Given task —
Every line holding the string "slots" should be gathered.

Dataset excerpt
.....
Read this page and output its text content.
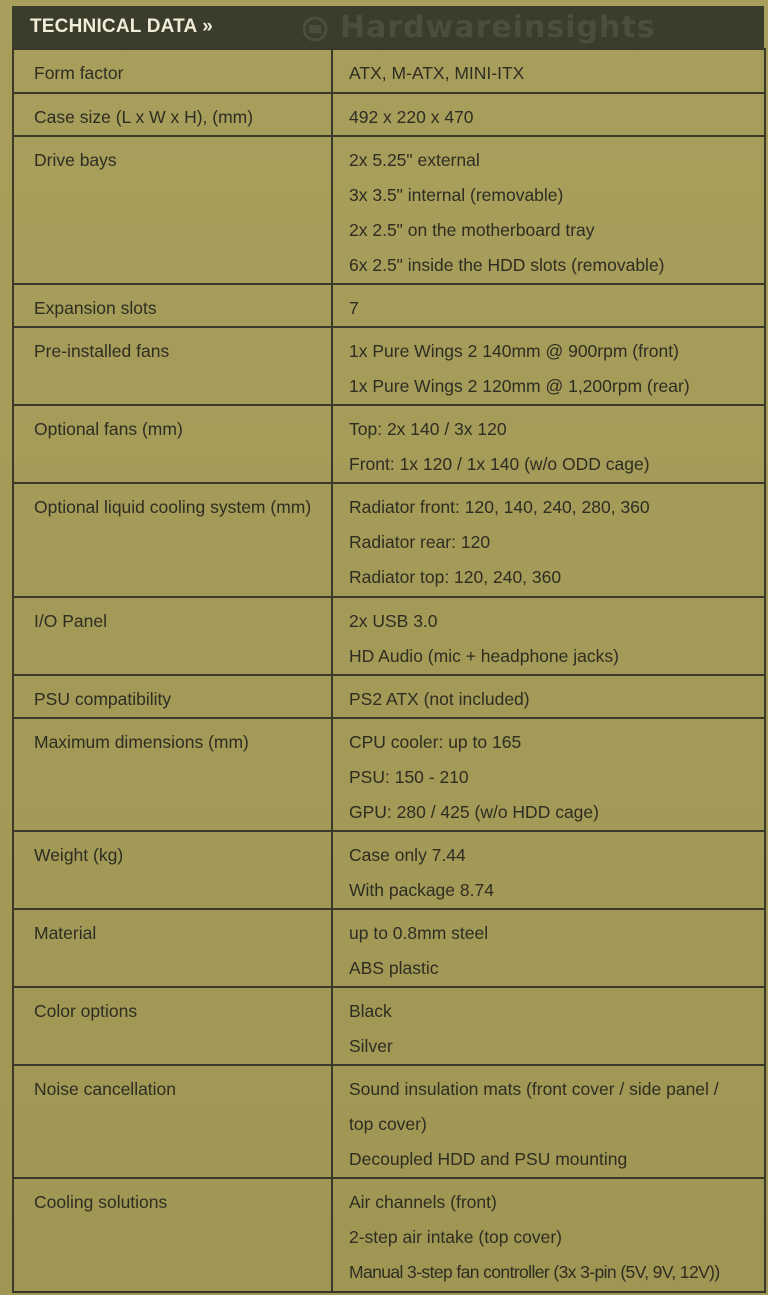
TECHNICAL DATA »	Hardwareinsights
Form factor	ATX, M-ATX, MINI-ITX

Case size (L x W x H), (mm)	492 x 220 x 470

Drive bays	2x 5.25" external
3x 3.5" internal (removable)
2x 2.5" on the motherboard tray
6x 2.5" inside the HDD slots (removable)

Expansion slots	7

Pre-installed fans	1x Pure Wings 2 140mm @ 900rpm (front)
1x Pure Wings 2 120mm @ 1,200rpm (rear)

Optional fans (mm)	Top: 2x 140 / 3x 120
Front: 1x 120 / 1x 140 (w/o ODD cage)

Optional liquid cooling system (mm)	Radiator front: 120, 140, 240, 280, 360
Radiator rear: 120
Radiator top: 120, 240, 360

I/O Panel	2x USB 3.0
HD Audio (mic + headphone jacks)

PSU compatibility	PS2 ATX (not included)

Maximum dimensions (mm)	CPU cooler: up to 165
PSU: 150 - 210
GPU: 280 / 425 (w/o HDD cage)

Weight (kg)	Case only 7.44
With package 8.74

Material	up to 0.8mm steel
ABS plastic

Color options	Black
Silver

Noise cancellation	Sound insulation mats (front cover / side panel /
top cover)
Decoupled HDD and PSU mounting

Cooling solutions	Air channels (front)
2-step air intake (top cover)
Manual 3-step fan controller (3x 3-pin (5V, 9V, 12V))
.....
Response to the exercise —
6x 2.5" inside the HDD slots (removable)
Expansion slots	7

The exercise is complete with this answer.